Stored entries:
=======

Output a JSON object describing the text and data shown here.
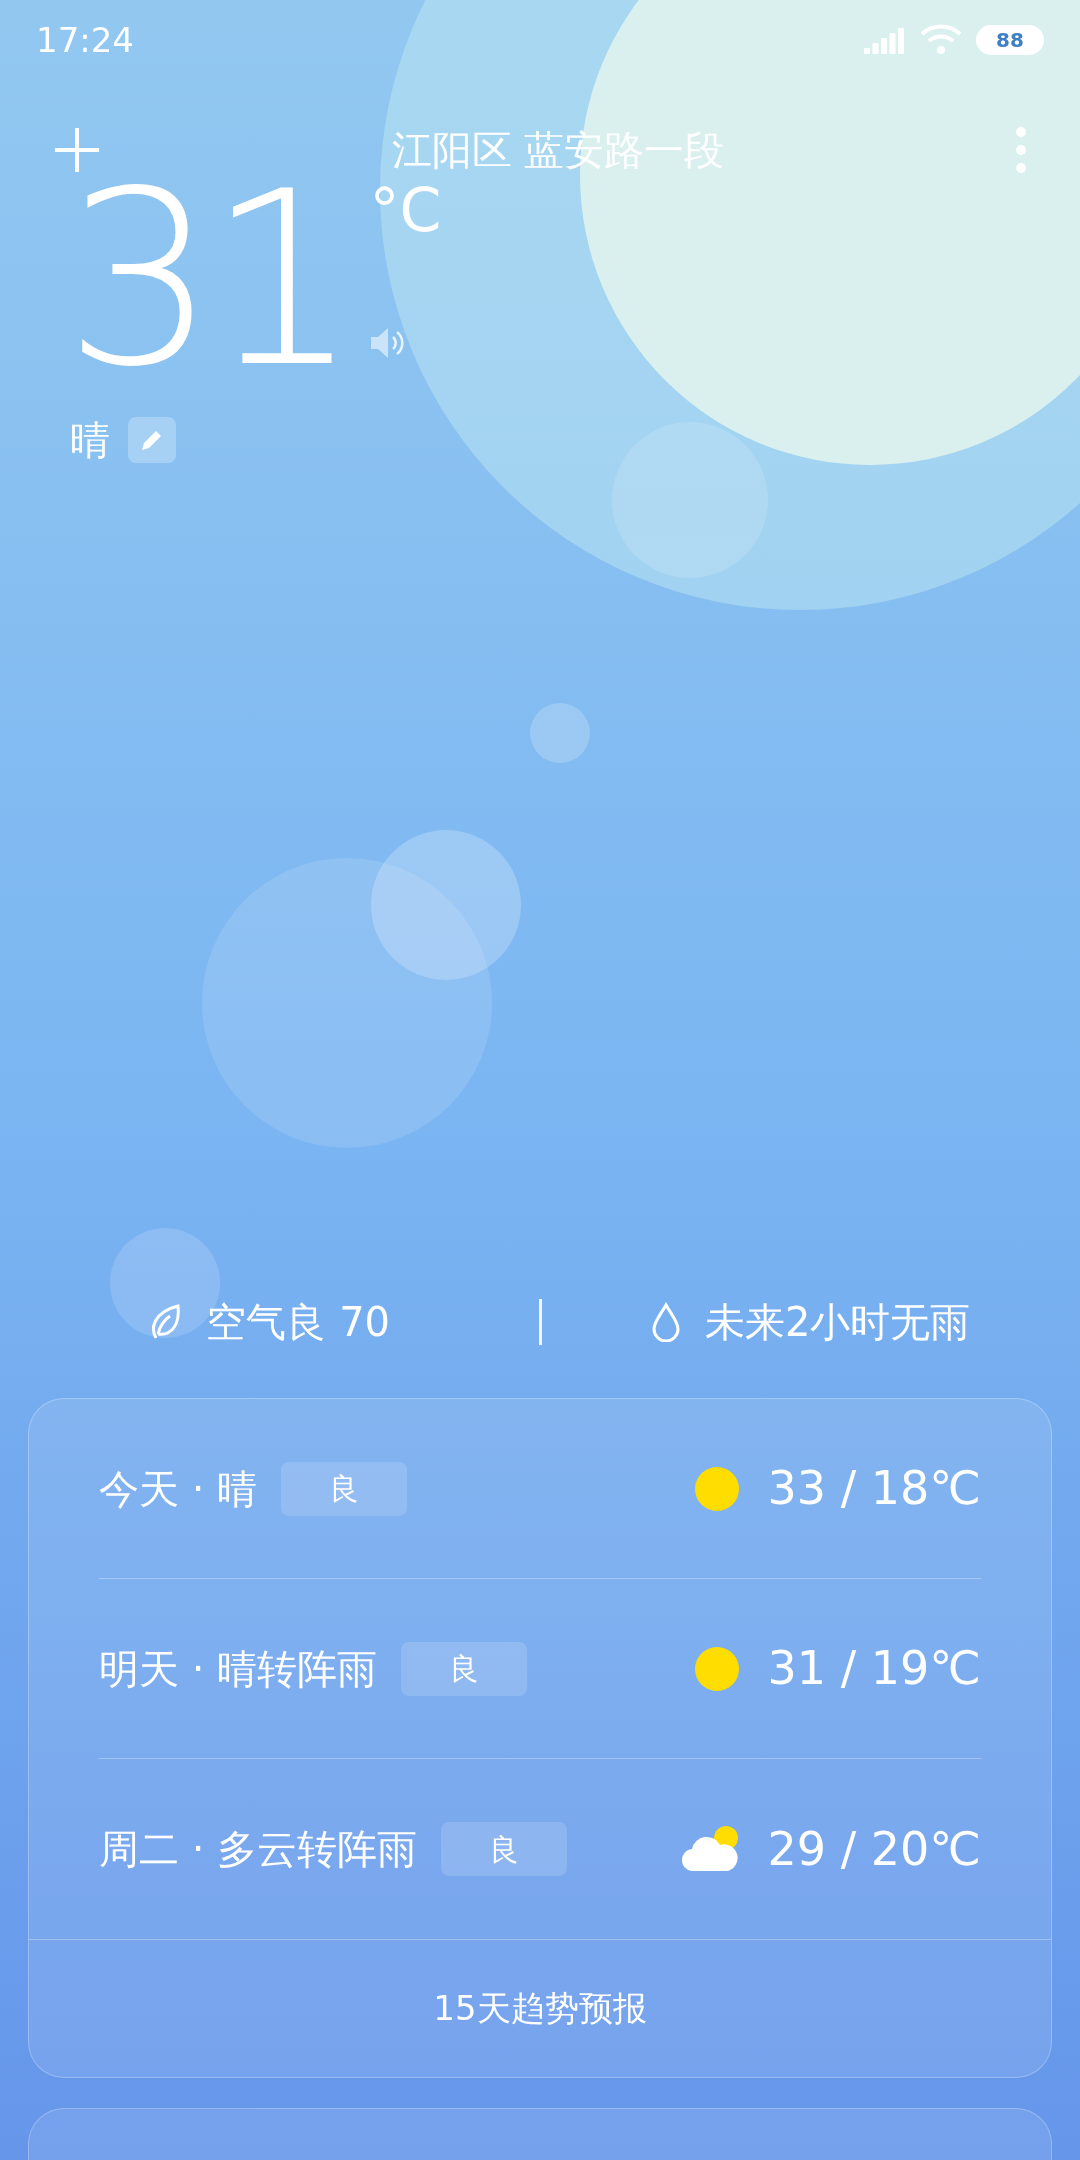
{
  "status_bar": {
    "time": "17:24",
    "battery": "88"
  },
  "header": {
    "location": "江阳区 蓝安路一段"
  },
  "current": {
    "temperature": "31",
    "unit": "°C",
    "condition": "晴"
  },
  "summary": {
    "air": "空气良 70",
    "rain": "未来2小时无雨"
  },
  "forecast": {
    "days": [
      {
        "label": "今天 · 晴",
        "quality": "良",
        "kind": "sunny",
        "temps": "33 / 18℃"
      },
      {
        "label": "明天 · 晴转阵雨",
        "quality": "良",
        "kind": "sunny",
        "temps": "31 / 19℃"
      },
      {
        "label": "周二 · 多云转阵雨",
        "quality": "良",
        "kind": "cloudy",
        "temps": "29 / 20℃"
      }
    ],
    "more": "15天趋势预报"
  }
}
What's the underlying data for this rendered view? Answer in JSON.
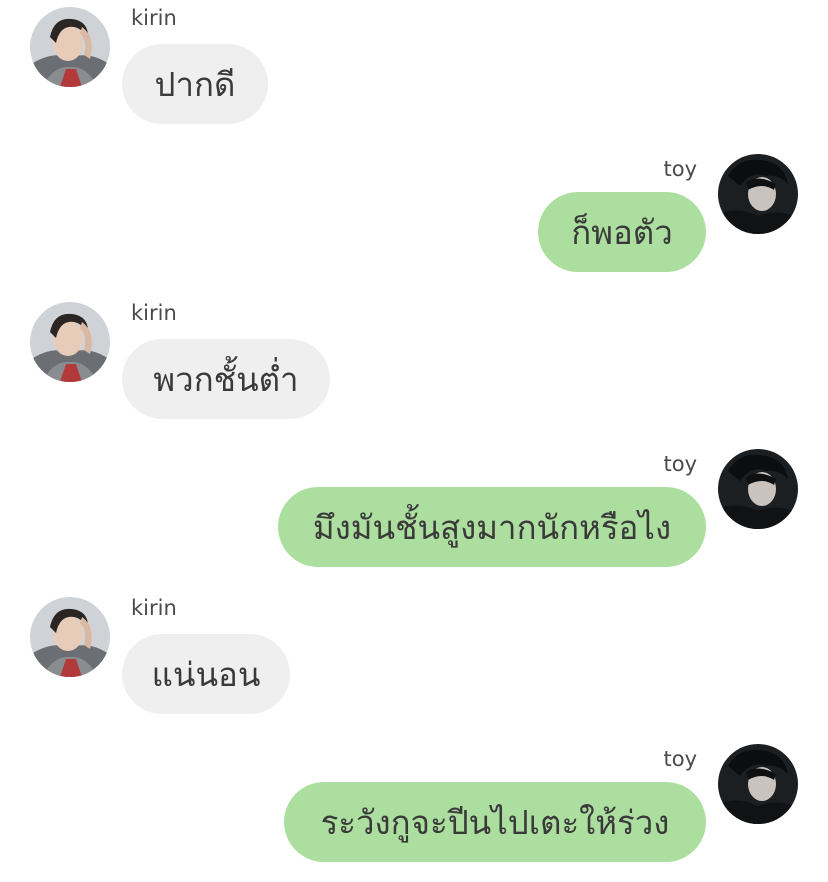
{
  "messages": [
    {
      "sender": "kirin",
      "side": "left",
      "text": "ปากดี",
      "avatar_icon": "avatar-kirin-icon"
    },
    {
      "sender": "toy",
      "side": "right",
      "text": "ก็พอตัว",
      "avatar_icon": "avatar-toy-icon"
    },
    {
      "sender": "kirin",
      "side": "left",
      "text": "พวกชั้นต่ำ",
      "avatar_icon": "avatar-kirin-icon"
    },
    {
      "sender": "toy",
      "side": "right",
      "text": "มึงมันชั้นสูงมากนักหรือไง",
      "avatar_icon": "avatar-toy-icon"
    },
    {
      "sender": "kirin",
      "side": "left",
      "text": "แน่นอน",
      "avatar_icon": "avatar-kirin-icon"
    },
    {
      "sender": "toy",
      "side": "right",
      "text": "ระวังกูจะปีนไปเตะให้ร่วง",
      "avatar_icon": "avatar-toy-icon"
    }
  ],
  "colors": {
    "left_bubble": "#efefef",
    "right_bubble": "#acdf9f",
    "text": "#3a3a3a",
    "name": "#4a4a4a",
    "background": "#ffffff"
  }
}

=======

EXERCISE AIM:
Copy the material above exactly and drop the pictures.

FINAL RESULT:
Output a JSON object describing the text and data shown here.
{
  "status_bar": {
    "time": "17:24",
    "battery": "88"
  },
  "header": {
    "location": "江阳区 蓝安路一段"
  },
  "current": {
    "temperature": "31",
    "unit": "°C",
    "condition": "晴"
  },
  "summary": {
    "air": "空气良 70",
    "rain": "未来2小时无雨"
  },
  "forecast": {
    "days": [
      {
        "label": "今天 · 晴",
        "quality": "良",
        "kind": "sunny",
        "temps": "33 / 18℃"
      },
      {
        "label": "明天 · 晴转阵雨",
        "quality": "良",
        "kind": "sunny",
        "temps": "31 / 19℃"
      },
      {
        "label": "周二 · 多云转阵雨",
        "quality": "良",
        "kind": "cloudy",
        "temps": "29 / 20℃"
      }
    ],
    "more": "15天趋势预报"
  }
}
What's the underlying data for this rendered view? Answer in JSON.
{
  "messages": [
    {
      "sender": "kirin",
      "side": "left",
      "text": "ปากดี",
      "avatar_icon": "avatar-kirin-icon"
    },
    {
      "sender": "toy",
      "side": "right",
      "text": "ก็พอตัว",
      "avatar_icon": "avatar-toy-icon"
    },
    {
      "sender": "kirin",
      "side": "left",
      "text": "พวกชั้นต่ำ",
      "avatar_icon": "avatar-kirin-icon"
    },
    {
      "sender": "toy",
      "side": "right",
      "text": "มึงมันชั้นสูงมากนักหรือไง",
      "avatar_icon": "avatar-toy-icon"
    },
    {
      "sender": "kirin",
      "side": "left",
      "text": "แน่นอน",
      "avatar_icon": "avatar-kirin-icon"
    },
    {
      "sender": "toy",
      "side": "right",
      "text": "ระวังกูจะปีนไปเตะให้ร่วง",
      "avatar_icon": "avatar-toy-icon"
    }
  ],
  "colors": {
    "left_bubble": "#efefef",
    "right_bubble": "#acdf9f",
    "text": "#3a3a3a",
    "name": "#4a4a4a",
    "background": "#ffffff"
  }
}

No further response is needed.